Revise the listing below, replacing every "point-choctaw" with "marker-choctaw" and leaving everything else unchanged. Omit the pictures from your answer.
*****
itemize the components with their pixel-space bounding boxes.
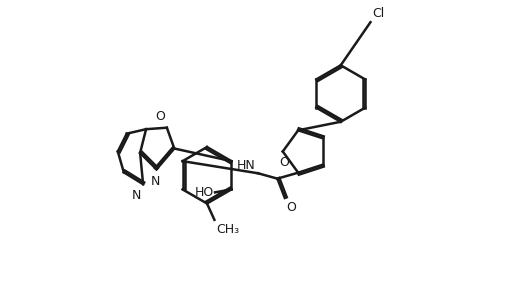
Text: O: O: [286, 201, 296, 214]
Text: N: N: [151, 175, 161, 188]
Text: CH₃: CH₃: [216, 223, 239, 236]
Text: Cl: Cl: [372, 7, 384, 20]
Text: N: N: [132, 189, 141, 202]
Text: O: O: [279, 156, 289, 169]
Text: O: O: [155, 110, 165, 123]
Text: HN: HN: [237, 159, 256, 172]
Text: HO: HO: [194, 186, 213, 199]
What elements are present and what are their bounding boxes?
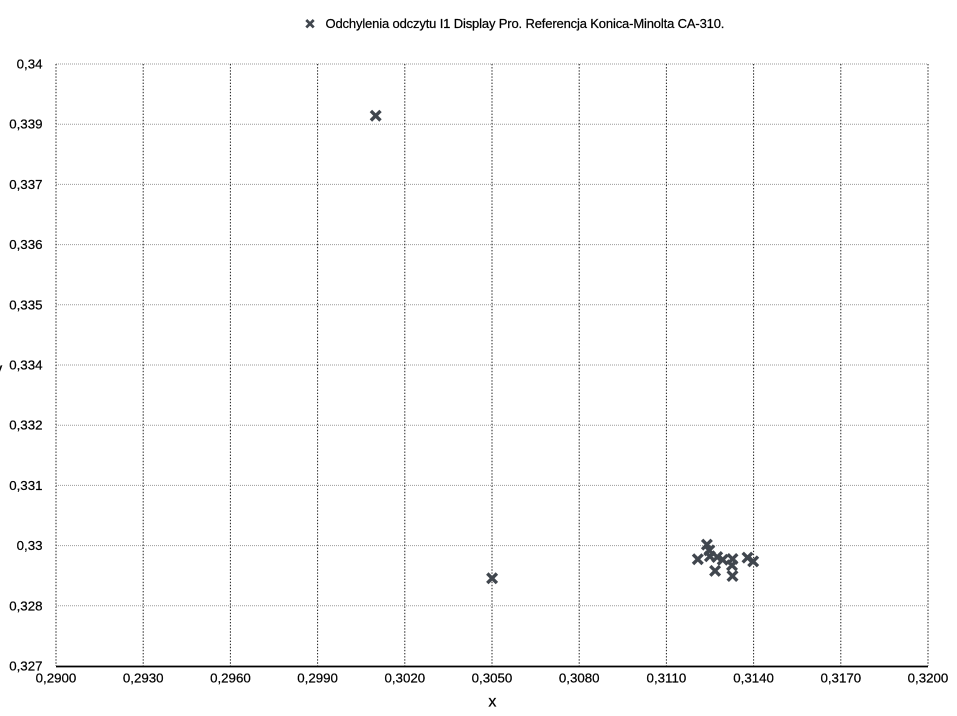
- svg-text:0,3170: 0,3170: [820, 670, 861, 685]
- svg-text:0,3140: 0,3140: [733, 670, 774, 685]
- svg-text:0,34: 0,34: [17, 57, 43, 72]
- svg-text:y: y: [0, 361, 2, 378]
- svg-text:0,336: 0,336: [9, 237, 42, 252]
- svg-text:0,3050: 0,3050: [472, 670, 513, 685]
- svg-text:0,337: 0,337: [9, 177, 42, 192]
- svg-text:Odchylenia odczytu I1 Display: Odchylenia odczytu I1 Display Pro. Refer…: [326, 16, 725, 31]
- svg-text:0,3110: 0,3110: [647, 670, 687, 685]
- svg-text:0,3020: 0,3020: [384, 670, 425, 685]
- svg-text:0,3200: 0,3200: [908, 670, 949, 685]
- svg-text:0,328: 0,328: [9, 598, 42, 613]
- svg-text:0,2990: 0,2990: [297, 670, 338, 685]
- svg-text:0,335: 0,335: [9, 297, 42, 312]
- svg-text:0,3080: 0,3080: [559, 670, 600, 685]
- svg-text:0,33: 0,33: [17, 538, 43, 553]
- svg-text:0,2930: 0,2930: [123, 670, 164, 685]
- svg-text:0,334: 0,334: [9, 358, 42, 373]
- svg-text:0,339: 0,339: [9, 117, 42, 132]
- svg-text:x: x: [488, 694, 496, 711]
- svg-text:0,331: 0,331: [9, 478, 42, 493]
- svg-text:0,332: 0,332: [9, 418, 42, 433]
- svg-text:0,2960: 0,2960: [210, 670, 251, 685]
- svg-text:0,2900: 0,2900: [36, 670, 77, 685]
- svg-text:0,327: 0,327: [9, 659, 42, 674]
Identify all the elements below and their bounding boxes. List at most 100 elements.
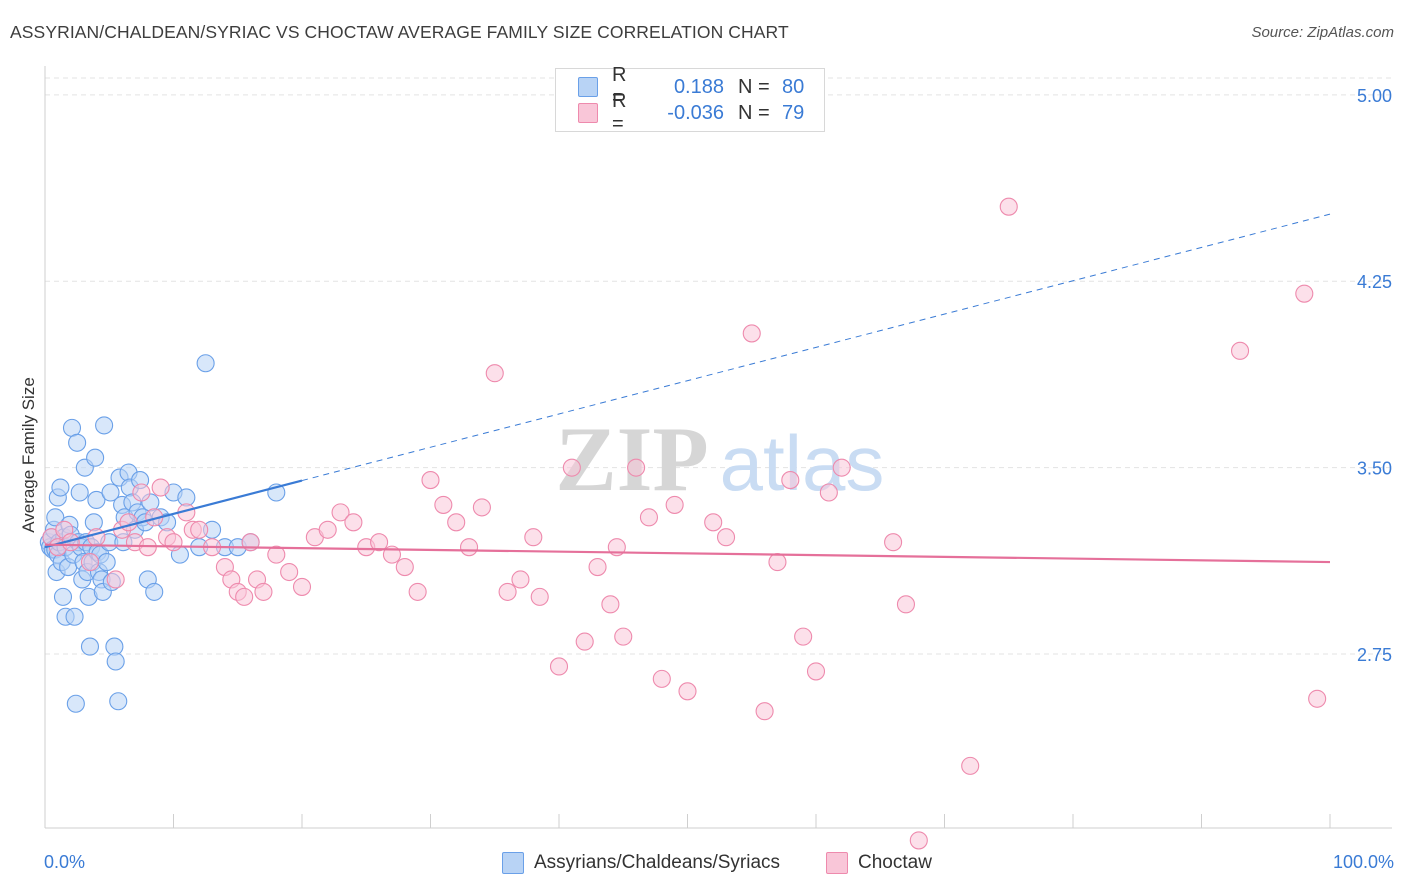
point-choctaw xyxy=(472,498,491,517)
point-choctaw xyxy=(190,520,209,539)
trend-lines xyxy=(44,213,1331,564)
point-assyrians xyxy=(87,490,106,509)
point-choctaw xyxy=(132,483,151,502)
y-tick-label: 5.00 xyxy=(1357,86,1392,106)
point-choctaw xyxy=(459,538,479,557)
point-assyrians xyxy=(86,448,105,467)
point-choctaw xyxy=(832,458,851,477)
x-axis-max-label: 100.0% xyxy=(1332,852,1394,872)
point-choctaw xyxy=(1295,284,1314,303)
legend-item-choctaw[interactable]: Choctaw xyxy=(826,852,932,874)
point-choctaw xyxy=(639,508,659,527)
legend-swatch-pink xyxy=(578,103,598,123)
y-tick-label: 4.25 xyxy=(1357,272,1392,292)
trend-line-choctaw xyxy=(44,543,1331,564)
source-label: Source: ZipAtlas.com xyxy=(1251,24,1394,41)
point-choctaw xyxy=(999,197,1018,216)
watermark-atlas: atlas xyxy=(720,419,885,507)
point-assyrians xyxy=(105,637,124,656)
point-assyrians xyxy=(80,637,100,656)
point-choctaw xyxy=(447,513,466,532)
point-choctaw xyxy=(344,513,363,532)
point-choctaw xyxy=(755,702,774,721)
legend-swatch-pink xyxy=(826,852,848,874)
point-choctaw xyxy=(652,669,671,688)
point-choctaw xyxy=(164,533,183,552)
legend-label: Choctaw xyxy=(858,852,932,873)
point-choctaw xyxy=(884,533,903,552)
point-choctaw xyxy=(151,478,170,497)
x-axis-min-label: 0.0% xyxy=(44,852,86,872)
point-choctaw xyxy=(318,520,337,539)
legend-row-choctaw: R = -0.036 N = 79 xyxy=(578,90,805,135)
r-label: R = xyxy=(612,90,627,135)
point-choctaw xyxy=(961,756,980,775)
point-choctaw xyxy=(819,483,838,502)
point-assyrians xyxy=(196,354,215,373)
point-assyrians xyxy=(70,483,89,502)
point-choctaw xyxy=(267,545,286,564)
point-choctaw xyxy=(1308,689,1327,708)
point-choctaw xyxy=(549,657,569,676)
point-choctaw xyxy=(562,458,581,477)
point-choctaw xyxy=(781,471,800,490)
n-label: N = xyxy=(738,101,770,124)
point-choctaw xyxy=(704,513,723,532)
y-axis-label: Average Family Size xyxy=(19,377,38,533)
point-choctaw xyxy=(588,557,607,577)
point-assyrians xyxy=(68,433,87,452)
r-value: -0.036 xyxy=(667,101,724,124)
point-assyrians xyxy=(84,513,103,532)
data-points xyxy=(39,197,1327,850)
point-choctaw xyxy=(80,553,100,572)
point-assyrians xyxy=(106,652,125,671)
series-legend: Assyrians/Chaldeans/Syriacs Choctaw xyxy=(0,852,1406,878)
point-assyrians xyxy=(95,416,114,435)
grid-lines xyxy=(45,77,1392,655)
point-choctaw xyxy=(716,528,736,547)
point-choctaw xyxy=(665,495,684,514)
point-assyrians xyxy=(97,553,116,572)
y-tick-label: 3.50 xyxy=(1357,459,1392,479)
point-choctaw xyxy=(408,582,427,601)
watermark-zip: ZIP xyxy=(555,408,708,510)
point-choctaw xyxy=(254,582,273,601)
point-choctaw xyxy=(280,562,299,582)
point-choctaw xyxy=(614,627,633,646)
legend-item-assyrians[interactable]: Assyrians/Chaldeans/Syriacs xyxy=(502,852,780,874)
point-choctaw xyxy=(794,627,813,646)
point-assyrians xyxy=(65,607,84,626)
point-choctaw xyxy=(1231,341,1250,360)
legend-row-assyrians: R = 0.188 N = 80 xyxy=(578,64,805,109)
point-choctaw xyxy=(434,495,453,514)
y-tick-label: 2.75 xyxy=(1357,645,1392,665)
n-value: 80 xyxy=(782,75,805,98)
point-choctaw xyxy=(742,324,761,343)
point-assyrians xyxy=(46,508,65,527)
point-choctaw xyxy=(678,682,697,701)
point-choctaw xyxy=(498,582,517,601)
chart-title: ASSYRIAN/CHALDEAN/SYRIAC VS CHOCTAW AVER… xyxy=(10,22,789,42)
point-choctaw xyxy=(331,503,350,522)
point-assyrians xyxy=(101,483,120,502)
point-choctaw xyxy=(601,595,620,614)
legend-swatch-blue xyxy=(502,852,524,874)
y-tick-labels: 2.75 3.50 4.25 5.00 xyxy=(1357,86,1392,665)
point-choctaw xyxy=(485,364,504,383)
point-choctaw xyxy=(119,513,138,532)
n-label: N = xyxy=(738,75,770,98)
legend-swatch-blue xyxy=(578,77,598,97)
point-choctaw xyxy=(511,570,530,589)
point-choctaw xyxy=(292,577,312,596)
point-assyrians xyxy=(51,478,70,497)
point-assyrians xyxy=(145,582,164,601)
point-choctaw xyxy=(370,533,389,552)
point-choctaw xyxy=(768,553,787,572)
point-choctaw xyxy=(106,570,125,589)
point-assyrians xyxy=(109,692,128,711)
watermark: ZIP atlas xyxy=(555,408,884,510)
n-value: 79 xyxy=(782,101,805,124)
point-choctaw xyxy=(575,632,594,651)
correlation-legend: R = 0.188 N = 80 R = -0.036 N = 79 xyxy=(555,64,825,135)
*****
**SOLUTION TO THIS TASK:**
itemize the components with their pixel-space bounding boxes.
Text: O: O: [286, 201, 296, 214]
Text: N: N: [151, 175, 161, 188]
Text: CH₃: CH₃: [216, 223, 239, 236]
Text: Cl: Cl: [372, 7, 384, 20]
Text: N: N: [132, 189, 141, 202]
Text: O: O: [279, 156, 289, 169]
Text: O: O: [155, 110, 165, 123]
Text: HN: HN: [237, 159, 256, 172]
Text: HO: HO: [194, 186, 213, 199]
What elements are present and what are their bounding boxes?
- svg-text:0,3170: 0,3170: [820, 670, 861, 685]
- svg-text:0,3140: 0,3140: [733, 670, 774, 685]
- svg-text:0,34: 0,34: [17, 57, 43, 72]
- svg-text:y: y: [0, 361, 2, 378]
- svg-text:0,336: 0,336: [9, 237, 42, 252]
- svg-text:0,3050: 0,3050: [472, 670, 513, 685]
- svg-text:0,337: 0,337: [9, 177, 42, 192]
- svg-text:Odchylenia odczytu I1 Display: Odchylenia odczytu I1 Display Pro. Refer…: [326, 16, 725, 31]
- svg-text:0,3110: 0,3110: [647, 670, 687, 685]
- svg-text:0,3020: 0,3020: [384, 670, 425, 685]
- svg-text:0,3200: 0,3200: [908, 670, 949, 685]
- svg-text:0,328: 0,328: [9, 598, 42, 613]
- svg-text:0,2990: 0,2990: [297, 670, 338, 685]
- svg-text:0,335: 0,335: [9, 297, 42, 312]
- svg-text:0,3080: 0,3080: [559, 670, 600, 685]
- svg-text:0,33: 0,33: [17, 538, 43, 553]
- svg-text:0,2930: 0,2930: [123, 670, 164, 685]
- svg-text:0,334: 0,334: [9, 358, 42, 373]
- svg-text:0,339: 0,339: [9, 117, 42, 132]
- svg-text:x: x: [488, 694, 496, 711]
- svg-text:0,331: 0,331: [9, 478, 42, 493]
- svg-text:0,332: 0,332: [9, 418, 42, 433]
- svg-text:0,2960: 0,2960: [210, 670, 251, 685]
- svg-text:0,2900: 0,2900: [36, 670, 77, 685]
- svg-text:0,327: 0,327: [9, 659, 42, 674]
Identify all the elements below and their bounding boxes. List at most 100 elements.
marker-choctaw xyxy=(472,498,491,517)
marker-choctaw xyxy=(190,520,209,539)
trend-lines xyxy=(44,213,1331,564)
point-assyrians xyxy=(87,490,106,509)
marker-choctaw xyxy=(132,483,151,502)
y-tick-label: 5.00 xyxy=(1357,86,1392,106)
marker-choctaw xyxy=(459,538,479,557)
point-assyrians xyxy=(86,448,105,467)
marker-choctaw xyxy=(832,458,851,477)
x-axis-max-label: 100.0% xyxy=(1332,852,1394,872)
marker-choctaw xyxy=(1295,284,1314,303)
legend-item-choctaw[interactable]: Choctaw xyxy=(826,852,932,874)
marker-choctaw xyxy=(639,508,659,527)
legend-swatch-pink xyxy=(578,103,598,123)
y-tick-label: 4.25 xyxy=(1357,272,1392,292)
trend-line-choctaw xyxy=(44,543,1331,564)
source-label: Source: ZipAtlas.com xyxy=(1251,24,1394,41)
marker-choctaw xyxy=(999,197,1018,216)
watermark-atlas: atlas xyxy=(720,419,885,507)
point-assyrians xyxy=(105,637,124,656)
point-assyrians xyxy=(80,637,100,656)
marker-choctaw xyxy=(447,513,466,532)
marker-choctaw xyxy=(344,513,363,532)
marker-choctaw xyxy=(755,702,774,721)
legend-swatch-pink xyxy=(826,852,848,874)
marker-choctaw xyxy=(652,669,671,688)
marker-choctaw xyxy=(164,533,183,552)
legend-label: Choctaw xyxy=(858,852,932,873)
marker-choctaw xyxy=(884,533,903,552)
marker-choctaw xyxy=(151,478,170,497)
x-axis-min-label: 0.0% xyxy=(44,852,86,872)
marker-choctaw xyxy=(318,520,337,539)
legend-row-choctaw: R = -0.036 N = 79 xyxy=(578,90,805,135)
r-label: R = xyxy=(612,90,627,135)
marker-choctaw xyxy=(961,756,980,775)
marker-choctaw xyxy=(819,483,838,502)
point-assyrians xyxy=(196,354,215,373)
point-assyrians xyxy=(70,483,89,502)
marker-choctaw xyxy=(267,545,286,564)
marker-choctaw xyxy=(1308,689,1327,708)
marker-choctaw xyxy=(549,657,569,676)
marker-choctaw xyxy=(562,458,581,477)
marker-choctaw xyxy=(781,471,800,490)
n-label: N = xyxy=(738,101,770,124)
marker-choctaw xyxy=(704,513,723,532)
y-axis-label: Average Family Size xyxy=(19,377,38,533)
marker-choctaw xyxy=(588,557,607,577)
point-assyrians xyxy=(68,433,87,452)
r-value: -0.036 xyxy=(667,101,724,124)
point-assyrians xyxy=(84,513,103,532)
data-points xyxy=(39,197,1327,850)
marker-choctaw xyxy=(80,553,100,572)
point-assyrians xyxy=(106,652,125,671)
series-legend: Assyrians/Chaldeans/Syriacs Choctaw xyxy=(0,852,1406,878)
point-assyrians xyxy=(95,416,114,435)
grid-lines xyxy=(45,77,1392,655)
marker-choctaw xyxy=(716,528,736,547)
marker-choctaw xyxy=(665,495,684,514)
point-assyrians xyxy=(97,553,116,572)
y-tick-label: 3.50 xyxy=(1357,459,1392,479)
marker-choctaw xyxy=(408,582,427,601)
watermark-zip: ZIP xyxy=(555,408,708,510)
marker-choctaw xyxy=(254,582,273,601)
marker-choctaw xyxy=(280,562,299,582)
marker-choctaw xyxy=(614,627,633,646)
legend-item-assyrians[interactable]: Assyrians/Chaldeans/Syriacs xyxy=(502,852,780,874)
marker-choctaw xyxy=(794,627,813,646)
point-assyrians xyxy=(65,607,84,626)
marker-choctaw xyxy=(1231,341,1250,360)
legend-row-assyrians: R = 0.188 N = 80 xyxy=(578,64,805,109)
marker-choctaw xyxy=(434,495,453,514)
y-tick-label: 2.75 xyxy=(1357,645,1392,665)
n-value: 80 xyxy=(782,75,805,98)
marker-choctaw xyxy=(742,324,761,343)
point-assyrians xyxy=(46,508,65,527)
marker-choctaw xyxy=(678,682,697,701)
marker-choctaw xyxy=(498,582,517,601)
chart-title: ASSYRIAN/CHALDEAN/SYRIAC VS CHOCTAW AVER… xyxy=(10,22,789,42)
marker-choctaw xyxy=(331,503,350,522)
point-assyrians xyxy=(101,483,120,502)
marker-choctaw xyxy=(601,595,620,614)
legend-swatch-blue xyxy=(502,852,524,874)
y-tick-labels: 2.75 3.50 4.25 5.00 xyxy=(1357,86,1392,665)
marker-choctaw xyxy=(485,364,504,383)
marker-choctaw xyxy=(119,513,138,532)
n-label: N = xyxy=(738,75,770,98)
legend-swatch-blue xyxy=(578,77,598,97)
marker-choctaw xyxy=(511,570,530,589)
marker-choctaw xyxy=(292,577,312,596)
point-assyrians xyxy=(51,478,70,497)
point-assyrians xyxy=(145,582,164,601)
marker-choctaw xyxy=(370,533,389,552)
marker-choctaw xyxy=(768,553,787,572)
marker-choctaw xyxy=(106,570,125,589)
point-assyrians xyxy=(109,692,128,711)
watermark: ZIP atlas xyxy=(555,408,884,510)
n-value: 79 xyxy=(782,101,805,124)
marker-choctaw xyxy=(575,632,594,651)
correlation-legend: R = 0.188 N = 80 R = -0.036 N = 79 xyxy=(555,64,825,135)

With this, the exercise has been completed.